● GIVEN INSTRUCTION
Output the data exactly, with every line intact.

── GIVEN DATA

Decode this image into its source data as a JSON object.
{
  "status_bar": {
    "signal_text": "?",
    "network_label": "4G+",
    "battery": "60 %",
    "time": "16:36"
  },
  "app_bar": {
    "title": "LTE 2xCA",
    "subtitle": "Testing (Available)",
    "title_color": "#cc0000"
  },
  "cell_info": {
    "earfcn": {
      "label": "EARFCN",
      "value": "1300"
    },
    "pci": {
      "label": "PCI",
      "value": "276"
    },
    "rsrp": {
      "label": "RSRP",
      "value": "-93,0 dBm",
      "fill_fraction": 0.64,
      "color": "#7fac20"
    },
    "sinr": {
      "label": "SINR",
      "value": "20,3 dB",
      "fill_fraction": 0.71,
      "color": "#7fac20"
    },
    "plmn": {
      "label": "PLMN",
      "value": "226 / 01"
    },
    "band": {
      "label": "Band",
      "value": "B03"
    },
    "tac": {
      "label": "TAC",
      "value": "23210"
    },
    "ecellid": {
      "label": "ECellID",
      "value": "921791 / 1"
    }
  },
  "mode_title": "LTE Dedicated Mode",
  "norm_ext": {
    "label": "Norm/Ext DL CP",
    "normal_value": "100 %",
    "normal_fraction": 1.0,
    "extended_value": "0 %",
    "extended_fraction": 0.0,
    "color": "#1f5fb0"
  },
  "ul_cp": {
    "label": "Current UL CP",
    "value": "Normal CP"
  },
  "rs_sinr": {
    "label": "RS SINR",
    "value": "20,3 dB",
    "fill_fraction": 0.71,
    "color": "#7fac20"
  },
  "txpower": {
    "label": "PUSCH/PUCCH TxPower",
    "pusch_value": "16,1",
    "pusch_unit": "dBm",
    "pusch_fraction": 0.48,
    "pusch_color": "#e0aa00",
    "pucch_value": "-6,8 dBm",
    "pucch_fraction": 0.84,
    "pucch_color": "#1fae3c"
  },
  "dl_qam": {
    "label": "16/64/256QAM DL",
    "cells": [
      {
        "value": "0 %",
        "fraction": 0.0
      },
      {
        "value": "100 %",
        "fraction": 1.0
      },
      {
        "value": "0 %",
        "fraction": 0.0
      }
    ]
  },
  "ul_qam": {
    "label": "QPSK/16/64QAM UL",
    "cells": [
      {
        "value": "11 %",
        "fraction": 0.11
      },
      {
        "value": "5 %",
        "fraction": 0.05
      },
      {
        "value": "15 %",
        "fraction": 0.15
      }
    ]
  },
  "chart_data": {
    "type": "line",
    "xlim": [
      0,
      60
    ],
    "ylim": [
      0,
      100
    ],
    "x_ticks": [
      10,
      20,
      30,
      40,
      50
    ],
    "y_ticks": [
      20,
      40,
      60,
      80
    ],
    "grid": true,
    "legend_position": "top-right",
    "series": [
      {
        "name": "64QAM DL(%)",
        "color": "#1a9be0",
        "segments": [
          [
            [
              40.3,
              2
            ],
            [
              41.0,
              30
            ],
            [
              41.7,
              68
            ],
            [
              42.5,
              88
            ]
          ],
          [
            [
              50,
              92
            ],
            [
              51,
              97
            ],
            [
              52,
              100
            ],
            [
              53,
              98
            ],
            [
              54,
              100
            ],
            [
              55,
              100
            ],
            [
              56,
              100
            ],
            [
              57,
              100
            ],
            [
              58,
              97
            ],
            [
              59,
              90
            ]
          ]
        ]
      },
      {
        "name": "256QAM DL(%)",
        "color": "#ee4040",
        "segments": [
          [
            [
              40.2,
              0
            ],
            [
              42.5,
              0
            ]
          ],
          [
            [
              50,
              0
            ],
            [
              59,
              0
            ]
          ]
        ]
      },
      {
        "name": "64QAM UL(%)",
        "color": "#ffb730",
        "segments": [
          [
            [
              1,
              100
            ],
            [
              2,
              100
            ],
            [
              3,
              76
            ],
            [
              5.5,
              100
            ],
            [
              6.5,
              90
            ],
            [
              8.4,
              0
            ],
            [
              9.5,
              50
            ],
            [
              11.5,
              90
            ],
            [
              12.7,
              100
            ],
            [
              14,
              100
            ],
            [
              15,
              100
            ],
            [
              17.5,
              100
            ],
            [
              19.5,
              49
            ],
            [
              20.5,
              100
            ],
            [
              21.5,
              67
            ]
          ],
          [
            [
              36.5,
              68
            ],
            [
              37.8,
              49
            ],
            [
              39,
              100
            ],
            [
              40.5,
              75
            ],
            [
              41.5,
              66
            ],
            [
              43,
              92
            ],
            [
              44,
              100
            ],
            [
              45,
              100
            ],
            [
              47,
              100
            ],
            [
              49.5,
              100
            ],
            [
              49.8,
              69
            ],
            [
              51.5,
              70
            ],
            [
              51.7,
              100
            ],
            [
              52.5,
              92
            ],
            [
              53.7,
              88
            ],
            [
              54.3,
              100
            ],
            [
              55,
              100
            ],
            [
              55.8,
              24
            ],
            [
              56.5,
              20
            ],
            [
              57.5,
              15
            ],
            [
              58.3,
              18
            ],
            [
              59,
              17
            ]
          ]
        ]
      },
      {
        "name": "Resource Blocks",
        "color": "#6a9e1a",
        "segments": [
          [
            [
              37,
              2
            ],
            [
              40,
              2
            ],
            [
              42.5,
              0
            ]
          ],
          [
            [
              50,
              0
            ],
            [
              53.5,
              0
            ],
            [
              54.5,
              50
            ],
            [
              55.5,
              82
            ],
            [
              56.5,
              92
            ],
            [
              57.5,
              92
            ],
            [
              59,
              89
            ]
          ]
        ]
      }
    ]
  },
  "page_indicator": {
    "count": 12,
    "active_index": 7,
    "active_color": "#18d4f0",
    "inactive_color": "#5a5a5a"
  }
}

────

● ANSWER IN FULL
Decode this image into its source data as a JSON object.
{
  "status_bar": {
    "signal_text": "?",
    "network_label": "4G+",
    "battery": "60 %",
    "time": "16:36"
  },
  "app_bar": {
    "title": "LTE 2xCA",
    "subtitle": "Testing (Available)",
    "title_color": "#cc0000"
  },
  "cell_info": {
    "earfcn": {
      "label": "EARFCN",
      "value": "1300"
    },
    "pci": {
      "label": "PCI",
      "value": "276"
    },
    "rsrp": {
      "label": "RSRP",
      "value": "-93,0 dBm",
      "fill_fraction": 0.64,
      "color": "#7fac20"
    },
    "sinr": {
      "label": "SINR",
      "value": "20,3 dB",
      "fill_fraction": 0.71,
      "color": "#7fac20"
    },
    "plmn": {
      "label": "PLMN",
      "value": "226 / 01"
    },
    "band": {
      "label": "Band",
      "value": "B03"
    },
    "tac": {
      "label": "TAC",
      "value": "23210"
    },
    "ecellid": {
      "label": "ECellID",
      "value": "921791 / 1"
    }
  },
  "mode_title": "LTE Dedicated Mode",
  "norm_ext": {
    "label": "Norm/Ext DL CP",
    "normal_value": "100 %",
    "normal_fraction": 1.0,
    "extended_value": "0 %",
    "extended_fraction": 0.0,
    "color": "#1f5fb0"
  },
  "ul_cp": {
    "label": "Current UL CP",
    "value": "Normal CP"
  },
  "rs_sinr": {
    "label": "RS SINR",
    "value": "20,3 dB",
    "fill_fraction": 0.71,
    "color": "#7fac20"
  },
  "txpower": {
    "label": "PUSCH/PUCCH TxPower",
    "pusch_value": "16,1",
    "pusch_unit": "dBm",
    "pusch_fraction": 0.48,
    "pusch_color": "#e0aa00",
    "pucch_value": "-6,8 dBm",
    "pucch_fraction": 0.84,
    "pucch_color": "#1fae3c"
  },
  "dl_qam": {
    "label": "16/64/256QAM DL",
    "cells": [
      {
        "value": "0 %",
        "fraction": 0.0
      },
      {
        "value": "100 %",
        "fraction": 1.0
      },
      {
        "value": "0 %",
        "fraction": 0.0
      }
    ]
  },
  "ul_qam": {
    "label": "QPSK/16/64QAM UL",
    "cells": [
      {
        "value": "11 %",
        "fraction": 0.11
      },
      {
        "value": "5 %",
        "fraction": 0.05
      },
      {
        "value": "15 %",
        "fraction": 0.15
      }
    ]
  },
  "chart_data": {
    "type": "line",
    "xlim": [
      0,
      60
    ],
    "ylim": [
      0,
      100
    ],
    "x_ticks": [
      10,
      20,
      30,
      40,
      50
    ],
    "y_ticks": [
      20,
      40,
      60,
      80
    ],
    "grid": true,
    "legend_position": "top-right",
    "series": [
      {
        "name": "64QAM DL(%)",
        "color": "#1a9be0",
        "segments": [
          [
            [
              40.3,
              2
            ],
            [
              41.0,
              30
            ],
            [
              41.7,
              68
            ],
            [
              42.5,
              88
            ]
          ],
          [
            [
              50,
              92
            ],
            [
              51,
              97
            ],
            [
              52,
              100
            ],
            [
              53,
              98
            ],
            [
              54,
              100
            ],
            [
              55,
              100
            ],
            [
              56,
              100
            ],
            [
              57,
              100
            ],
            [
              58,
              97
            ],
            [
              59,
              90
            ]
          ]
        ]
      },
      {
        "name": "256QAM DL(%)",
        "color": "#ee4040",
        "segments": [
          [
            [
              40.2,
              0
            ],
            [
              42.5,
              0
            ]
          ],
          [
            [
              50,
              0
            ],
            [
              59,
              0
            ]
          ]
        ]
      },
      {
        "name": "64QAM UL(%)",
        "color": "#ffb730",
        "segments": [
          [
            [
              1,
              100
            ],
            [
              2,
              100
            ],
            [
              3,
              76
            ],
            [
              5.5,
              100
            ],
            [
              6.5,
              90
            ],
            [
              8.4,
              0
            ],
            [
              9.5,
              50
            ],
            [
              11.5,
              90
            ],
            [
              12.7,
              100
            ],
            [
              14,
              100
            ],
            [
              15,
              100
            ],
            [
              17.5,
              100
            ],
            [
              19.5,
              49
            ],
            [
              20.5,
              100
            ],
            [
              21.5,
              67
            ]
          ],
          [
            [
              36.5,
              68
            ],
            [
              37.8,
              49
            ],
            [
              39,
              100
            ],
            [
              40.5,
              75
            ],
            [
              41.5,
              66
            ],
            [
              43,
              92
            ],
            [
              44,
              100
            ],
            [
              45,
              100
            ],
            [
              47,
              100
            ],
            [
              49.5,
              100
            ],
            [
              49.8,
              69
            ],
            [
              51.5,
              70
            ],
            [
              51.7,
              100
            ],
            [
              52.5,
              92
            ],
            [
              53.7,
              88
            ],
            [
              54.3,
              100
            ],
            [
              55,
              100
            ],
            [
              55.8,
              24
            ],
            [
              56.5,
              20
            ],
            [
              57.5,
              15
            ],
            [
              58.3,
              18
            ],
            [
              59,
              17
            ]
          ]
        ]
      },
      {
        "name": "Resource Blocks",
        "color": "#6a9e1a",
        "segments": [
          [
            [
              37,
              2
            ],
            [
              40,
              2
            ],
            [
              42.5,
              0
            ]
          ],
          [
            [
              50,
              0
            ],
            [
              53.5,
              0
            ],
            [
              54.5,
              50
            ],
            [
              55.5,
              82
            ],
            [
              56.5,
              92
            ],
            [
              57.5,
              92
            ],
            [
              59,
              89
            ]
          ]
        ]
      }
    ]
  },
  "page_indicator": {
    "count": 12,
    "active_index": 7,
    "active_color": "#18d4f0",
    "inactive_color": "#5a5a5a"
  }
}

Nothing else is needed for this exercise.